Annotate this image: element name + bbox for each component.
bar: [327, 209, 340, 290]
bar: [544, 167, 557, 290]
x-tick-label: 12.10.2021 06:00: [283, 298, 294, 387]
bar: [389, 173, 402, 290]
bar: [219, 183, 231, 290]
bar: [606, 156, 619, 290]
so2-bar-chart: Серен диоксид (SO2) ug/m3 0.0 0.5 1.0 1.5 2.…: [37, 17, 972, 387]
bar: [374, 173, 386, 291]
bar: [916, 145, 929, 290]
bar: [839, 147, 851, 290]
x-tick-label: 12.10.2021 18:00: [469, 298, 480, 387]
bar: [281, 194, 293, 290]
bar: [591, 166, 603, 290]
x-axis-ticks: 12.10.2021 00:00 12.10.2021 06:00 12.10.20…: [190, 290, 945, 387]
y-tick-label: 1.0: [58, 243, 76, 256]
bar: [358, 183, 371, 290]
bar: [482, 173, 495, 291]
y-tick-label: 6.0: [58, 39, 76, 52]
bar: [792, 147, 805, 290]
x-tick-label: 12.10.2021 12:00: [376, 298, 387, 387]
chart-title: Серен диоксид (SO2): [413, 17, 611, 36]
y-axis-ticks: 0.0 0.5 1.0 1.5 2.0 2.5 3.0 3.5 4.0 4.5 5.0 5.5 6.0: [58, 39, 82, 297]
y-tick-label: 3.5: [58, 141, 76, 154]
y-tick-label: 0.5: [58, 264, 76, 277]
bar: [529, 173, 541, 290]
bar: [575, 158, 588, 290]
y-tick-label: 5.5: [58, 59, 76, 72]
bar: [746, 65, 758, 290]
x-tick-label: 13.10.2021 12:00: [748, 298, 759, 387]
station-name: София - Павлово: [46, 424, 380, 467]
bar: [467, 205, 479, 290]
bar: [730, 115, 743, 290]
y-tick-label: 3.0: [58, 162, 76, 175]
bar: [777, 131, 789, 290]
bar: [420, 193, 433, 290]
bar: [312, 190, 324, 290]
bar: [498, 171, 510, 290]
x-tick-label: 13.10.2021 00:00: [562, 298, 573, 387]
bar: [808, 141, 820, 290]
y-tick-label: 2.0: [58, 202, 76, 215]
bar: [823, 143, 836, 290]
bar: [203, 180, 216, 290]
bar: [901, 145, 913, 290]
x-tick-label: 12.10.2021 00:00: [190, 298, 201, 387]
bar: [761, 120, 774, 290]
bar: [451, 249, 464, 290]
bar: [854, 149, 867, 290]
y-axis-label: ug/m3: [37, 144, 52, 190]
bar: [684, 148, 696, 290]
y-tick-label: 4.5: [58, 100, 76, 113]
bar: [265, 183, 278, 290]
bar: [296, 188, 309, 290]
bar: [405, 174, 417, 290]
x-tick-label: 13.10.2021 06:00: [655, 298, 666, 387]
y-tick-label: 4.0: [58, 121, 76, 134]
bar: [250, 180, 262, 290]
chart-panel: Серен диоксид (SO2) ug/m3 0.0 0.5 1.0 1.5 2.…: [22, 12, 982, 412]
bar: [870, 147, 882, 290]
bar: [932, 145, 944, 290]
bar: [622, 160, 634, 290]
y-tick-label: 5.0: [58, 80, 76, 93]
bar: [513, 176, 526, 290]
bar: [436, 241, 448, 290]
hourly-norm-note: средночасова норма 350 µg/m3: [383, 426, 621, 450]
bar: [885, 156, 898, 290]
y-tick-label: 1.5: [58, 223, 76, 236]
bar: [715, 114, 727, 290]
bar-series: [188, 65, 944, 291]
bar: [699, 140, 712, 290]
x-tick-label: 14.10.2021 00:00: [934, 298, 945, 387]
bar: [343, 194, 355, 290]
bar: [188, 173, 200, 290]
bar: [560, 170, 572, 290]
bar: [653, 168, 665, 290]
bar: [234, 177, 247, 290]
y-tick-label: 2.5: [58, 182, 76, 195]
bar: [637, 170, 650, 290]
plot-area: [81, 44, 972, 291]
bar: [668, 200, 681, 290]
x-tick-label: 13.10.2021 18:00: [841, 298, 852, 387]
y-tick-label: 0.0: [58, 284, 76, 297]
_____
### Problem requirements
Pull out every line of the material that contains the string 'ticks', matching case.

### Written solution
x-axis-ticks: 12.10.2021 00:00 12.10.2021 06:00 12.10.20…: [190, 290, 945, 387]
y-axis-ticks: 0.0 0.5 1.0 1.5 2.0 2.5 3.0 3.5 4.0 4.5 5.0 5.5 6.0: [58, 39, 82, 297]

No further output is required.